• GIVEN PROBLEM
Check each line of the material below, and copy it if it holds the string "감사드립니다".

- - - - - - -

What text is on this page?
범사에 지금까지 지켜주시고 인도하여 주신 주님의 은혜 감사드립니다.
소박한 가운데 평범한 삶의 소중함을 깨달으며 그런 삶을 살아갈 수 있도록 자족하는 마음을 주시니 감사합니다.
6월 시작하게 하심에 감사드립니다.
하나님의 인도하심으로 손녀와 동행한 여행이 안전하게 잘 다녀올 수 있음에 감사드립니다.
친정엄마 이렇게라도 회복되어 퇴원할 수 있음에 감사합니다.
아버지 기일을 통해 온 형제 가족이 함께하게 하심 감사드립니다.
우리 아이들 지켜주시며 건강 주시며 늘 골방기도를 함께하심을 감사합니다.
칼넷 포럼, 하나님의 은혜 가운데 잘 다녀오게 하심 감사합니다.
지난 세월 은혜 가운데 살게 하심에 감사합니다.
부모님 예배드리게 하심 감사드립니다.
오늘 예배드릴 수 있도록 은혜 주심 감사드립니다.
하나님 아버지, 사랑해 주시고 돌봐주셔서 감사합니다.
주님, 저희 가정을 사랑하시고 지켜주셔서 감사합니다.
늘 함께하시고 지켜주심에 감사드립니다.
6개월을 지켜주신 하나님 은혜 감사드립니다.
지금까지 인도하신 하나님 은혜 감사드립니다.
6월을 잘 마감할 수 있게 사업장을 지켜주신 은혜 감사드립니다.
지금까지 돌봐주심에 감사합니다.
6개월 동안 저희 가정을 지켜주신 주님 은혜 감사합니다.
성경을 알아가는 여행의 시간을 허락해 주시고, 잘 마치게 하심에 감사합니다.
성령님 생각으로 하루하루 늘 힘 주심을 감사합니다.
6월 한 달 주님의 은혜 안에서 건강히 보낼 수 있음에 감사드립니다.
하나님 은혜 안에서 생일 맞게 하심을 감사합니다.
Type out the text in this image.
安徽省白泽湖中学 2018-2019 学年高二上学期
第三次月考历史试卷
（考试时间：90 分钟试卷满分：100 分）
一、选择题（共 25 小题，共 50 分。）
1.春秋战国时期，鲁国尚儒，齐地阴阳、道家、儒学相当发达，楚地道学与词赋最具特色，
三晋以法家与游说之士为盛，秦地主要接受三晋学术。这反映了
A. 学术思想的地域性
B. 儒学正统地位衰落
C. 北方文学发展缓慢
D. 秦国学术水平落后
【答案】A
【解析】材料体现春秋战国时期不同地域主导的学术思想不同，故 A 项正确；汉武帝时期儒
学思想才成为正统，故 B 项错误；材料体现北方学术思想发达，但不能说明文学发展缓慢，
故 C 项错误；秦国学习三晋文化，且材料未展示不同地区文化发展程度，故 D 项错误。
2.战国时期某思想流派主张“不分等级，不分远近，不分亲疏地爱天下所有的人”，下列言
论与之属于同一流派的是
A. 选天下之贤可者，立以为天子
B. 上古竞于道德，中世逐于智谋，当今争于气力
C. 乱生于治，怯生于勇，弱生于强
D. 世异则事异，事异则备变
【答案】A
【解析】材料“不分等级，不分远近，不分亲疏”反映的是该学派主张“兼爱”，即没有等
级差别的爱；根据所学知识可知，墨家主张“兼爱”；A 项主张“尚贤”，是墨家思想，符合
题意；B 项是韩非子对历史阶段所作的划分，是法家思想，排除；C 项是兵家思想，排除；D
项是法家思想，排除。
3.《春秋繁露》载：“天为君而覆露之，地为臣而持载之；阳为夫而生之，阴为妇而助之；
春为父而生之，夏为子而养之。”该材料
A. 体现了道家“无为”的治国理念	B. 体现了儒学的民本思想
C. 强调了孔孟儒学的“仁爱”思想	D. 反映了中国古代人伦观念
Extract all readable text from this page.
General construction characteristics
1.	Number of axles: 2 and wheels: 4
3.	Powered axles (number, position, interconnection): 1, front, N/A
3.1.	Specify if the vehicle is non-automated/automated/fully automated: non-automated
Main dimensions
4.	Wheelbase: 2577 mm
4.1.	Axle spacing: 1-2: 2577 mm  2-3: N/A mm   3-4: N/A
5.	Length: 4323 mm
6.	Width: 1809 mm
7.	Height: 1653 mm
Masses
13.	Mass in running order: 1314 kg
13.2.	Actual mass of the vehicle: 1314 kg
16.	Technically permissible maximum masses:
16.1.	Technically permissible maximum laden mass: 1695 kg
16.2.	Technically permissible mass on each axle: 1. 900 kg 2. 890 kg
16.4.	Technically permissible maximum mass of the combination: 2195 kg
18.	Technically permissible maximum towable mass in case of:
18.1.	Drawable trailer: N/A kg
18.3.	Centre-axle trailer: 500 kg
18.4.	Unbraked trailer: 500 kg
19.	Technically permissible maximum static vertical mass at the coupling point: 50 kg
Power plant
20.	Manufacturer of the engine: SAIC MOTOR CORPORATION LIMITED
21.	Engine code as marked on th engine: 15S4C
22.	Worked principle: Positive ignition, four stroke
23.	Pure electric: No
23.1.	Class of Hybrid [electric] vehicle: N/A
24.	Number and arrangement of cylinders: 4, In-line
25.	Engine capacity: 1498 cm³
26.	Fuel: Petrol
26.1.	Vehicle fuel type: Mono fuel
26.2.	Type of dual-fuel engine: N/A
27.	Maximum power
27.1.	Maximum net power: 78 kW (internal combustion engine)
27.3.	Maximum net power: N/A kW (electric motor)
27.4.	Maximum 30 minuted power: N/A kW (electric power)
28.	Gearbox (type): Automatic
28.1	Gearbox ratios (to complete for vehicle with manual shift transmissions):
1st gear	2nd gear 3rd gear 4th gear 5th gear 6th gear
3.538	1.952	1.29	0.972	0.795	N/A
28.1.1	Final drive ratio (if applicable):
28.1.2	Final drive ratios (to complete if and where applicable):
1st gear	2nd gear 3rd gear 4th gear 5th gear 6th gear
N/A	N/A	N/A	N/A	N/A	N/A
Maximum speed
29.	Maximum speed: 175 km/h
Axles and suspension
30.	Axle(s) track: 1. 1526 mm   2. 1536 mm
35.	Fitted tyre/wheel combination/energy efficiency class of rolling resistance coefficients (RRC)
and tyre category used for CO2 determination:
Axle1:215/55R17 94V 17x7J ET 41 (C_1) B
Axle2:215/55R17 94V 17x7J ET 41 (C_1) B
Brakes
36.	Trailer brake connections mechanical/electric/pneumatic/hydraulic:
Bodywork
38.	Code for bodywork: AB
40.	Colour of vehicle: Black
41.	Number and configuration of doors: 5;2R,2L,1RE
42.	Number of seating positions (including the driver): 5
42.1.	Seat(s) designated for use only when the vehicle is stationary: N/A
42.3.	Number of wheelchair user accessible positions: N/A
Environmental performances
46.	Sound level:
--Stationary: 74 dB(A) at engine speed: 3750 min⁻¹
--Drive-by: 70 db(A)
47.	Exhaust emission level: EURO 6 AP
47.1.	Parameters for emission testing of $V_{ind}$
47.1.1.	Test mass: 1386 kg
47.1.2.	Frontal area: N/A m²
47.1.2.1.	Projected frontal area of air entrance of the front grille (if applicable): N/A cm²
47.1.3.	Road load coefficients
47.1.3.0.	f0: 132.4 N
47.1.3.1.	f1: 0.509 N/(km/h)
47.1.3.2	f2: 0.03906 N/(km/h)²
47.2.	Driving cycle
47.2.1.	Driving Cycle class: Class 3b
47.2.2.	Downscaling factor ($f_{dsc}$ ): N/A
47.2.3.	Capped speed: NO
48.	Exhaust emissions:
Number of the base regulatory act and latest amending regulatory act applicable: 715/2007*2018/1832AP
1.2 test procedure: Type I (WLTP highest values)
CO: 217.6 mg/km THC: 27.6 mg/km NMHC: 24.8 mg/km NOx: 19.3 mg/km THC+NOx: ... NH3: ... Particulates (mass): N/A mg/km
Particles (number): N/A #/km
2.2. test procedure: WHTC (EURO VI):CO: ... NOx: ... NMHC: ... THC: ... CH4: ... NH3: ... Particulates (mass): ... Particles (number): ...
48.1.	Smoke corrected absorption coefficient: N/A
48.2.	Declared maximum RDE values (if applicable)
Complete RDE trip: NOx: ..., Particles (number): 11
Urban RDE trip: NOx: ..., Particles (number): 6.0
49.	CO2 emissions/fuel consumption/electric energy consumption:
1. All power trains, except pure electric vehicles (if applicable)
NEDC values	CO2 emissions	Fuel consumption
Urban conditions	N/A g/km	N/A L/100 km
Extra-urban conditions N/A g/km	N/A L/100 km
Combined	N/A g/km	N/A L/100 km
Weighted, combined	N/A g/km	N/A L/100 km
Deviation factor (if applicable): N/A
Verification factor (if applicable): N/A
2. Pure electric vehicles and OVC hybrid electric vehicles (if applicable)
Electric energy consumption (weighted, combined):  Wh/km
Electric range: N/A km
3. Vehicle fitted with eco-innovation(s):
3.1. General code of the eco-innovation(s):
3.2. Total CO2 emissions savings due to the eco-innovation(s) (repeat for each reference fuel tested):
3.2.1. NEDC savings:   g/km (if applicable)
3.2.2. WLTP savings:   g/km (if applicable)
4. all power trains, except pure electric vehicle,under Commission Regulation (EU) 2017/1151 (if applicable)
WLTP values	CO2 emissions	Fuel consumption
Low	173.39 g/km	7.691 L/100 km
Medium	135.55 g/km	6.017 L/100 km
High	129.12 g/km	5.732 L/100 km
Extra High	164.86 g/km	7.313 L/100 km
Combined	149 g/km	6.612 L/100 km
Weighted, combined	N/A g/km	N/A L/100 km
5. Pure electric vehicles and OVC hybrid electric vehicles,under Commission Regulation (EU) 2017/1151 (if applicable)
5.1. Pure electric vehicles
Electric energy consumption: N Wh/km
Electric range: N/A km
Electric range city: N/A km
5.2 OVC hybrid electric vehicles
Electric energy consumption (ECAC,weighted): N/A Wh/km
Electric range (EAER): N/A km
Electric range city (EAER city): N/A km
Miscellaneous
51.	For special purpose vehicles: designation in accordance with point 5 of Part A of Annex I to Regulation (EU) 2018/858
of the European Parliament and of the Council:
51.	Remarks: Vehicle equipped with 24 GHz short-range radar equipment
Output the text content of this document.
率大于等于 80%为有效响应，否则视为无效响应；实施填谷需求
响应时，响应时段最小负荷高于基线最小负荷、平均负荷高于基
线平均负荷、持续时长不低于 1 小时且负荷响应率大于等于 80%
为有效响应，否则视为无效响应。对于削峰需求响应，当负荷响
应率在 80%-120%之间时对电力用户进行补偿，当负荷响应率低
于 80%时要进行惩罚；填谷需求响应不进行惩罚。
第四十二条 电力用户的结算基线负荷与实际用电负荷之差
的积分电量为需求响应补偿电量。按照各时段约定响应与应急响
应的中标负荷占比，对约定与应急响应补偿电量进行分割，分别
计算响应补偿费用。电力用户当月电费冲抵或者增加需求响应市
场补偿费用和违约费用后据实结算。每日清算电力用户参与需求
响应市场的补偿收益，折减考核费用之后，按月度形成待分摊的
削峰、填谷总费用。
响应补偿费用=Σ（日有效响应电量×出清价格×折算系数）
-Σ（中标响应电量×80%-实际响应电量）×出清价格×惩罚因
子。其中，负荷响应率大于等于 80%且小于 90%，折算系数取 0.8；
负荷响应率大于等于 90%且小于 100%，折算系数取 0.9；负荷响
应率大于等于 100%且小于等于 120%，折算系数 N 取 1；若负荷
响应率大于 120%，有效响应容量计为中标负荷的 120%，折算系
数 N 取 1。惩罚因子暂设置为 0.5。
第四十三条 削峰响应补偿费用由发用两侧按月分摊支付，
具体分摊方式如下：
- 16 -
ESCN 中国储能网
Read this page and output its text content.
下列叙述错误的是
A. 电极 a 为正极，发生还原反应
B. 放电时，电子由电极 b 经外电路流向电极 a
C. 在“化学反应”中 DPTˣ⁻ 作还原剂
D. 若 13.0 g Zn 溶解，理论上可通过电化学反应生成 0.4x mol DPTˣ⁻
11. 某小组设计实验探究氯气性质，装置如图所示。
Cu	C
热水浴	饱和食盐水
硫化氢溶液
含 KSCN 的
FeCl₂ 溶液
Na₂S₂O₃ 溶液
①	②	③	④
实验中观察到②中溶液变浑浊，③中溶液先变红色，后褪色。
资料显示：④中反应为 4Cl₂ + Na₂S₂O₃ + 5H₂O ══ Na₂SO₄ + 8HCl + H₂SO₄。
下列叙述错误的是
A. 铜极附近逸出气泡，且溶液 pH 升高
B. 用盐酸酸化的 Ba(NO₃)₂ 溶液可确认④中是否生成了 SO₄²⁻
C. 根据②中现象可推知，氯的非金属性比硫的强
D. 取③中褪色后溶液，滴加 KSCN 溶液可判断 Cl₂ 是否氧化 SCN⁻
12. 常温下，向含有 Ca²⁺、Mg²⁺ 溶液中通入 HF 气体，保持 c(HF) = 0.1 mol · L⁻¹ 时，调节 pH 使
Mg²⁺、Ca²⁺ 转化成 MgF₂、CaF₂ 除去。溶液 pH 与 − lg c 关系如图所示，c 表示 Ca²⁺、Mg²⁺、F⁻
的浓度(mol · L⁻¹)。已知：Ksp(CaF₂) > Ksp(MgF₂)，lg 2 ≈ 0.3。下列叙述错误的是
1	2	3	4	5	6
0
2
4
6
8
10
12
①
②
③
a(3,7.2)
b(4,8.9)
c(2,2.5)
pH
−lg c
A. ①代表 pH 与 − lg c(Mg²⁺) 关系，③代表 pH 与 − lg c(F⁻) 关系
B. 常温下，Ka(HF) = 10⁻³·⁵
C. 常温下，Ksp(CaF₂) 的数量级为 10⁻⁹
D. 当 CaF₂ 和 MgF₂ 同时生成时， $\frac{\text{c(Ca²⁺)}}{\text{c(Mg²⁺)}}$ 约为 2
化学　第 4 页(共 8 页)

- - - - - - -

• COMPLETE ANSWER
범사에 지금까지 지켜주시고 인도하여 주신 주님의 은혜 감사드립니다.
6월 시작하게 하심에 감사드립니다.
하나님의 인도하심으로 손녀와 동행한 여행이 안전하게 잘 다녀올 수 있음에 감사드립니다.
아버지 기일을 통해 온 형제 가족이 함께하게 하심 감사드립니다.
부모님 예배드리게 하심 감사드립니다.
오늘 예배드릴 수 있도록 은혜 주심 감사드립니다.
늘 함께하시고 지켜주심에 감사드립니다.
6개월을 지켜주신 하나님 은혜 감사드립니다.
지금까지 인도하신 하나님 은혜 감사드립니다.
6월을 잘 마감할 수 있게 사업장을 지켜주신 은혜 감사드립니다.
6월 한 달 주님의 은혜 안에서 건강히 보낼 수 있음에 감사드립니다.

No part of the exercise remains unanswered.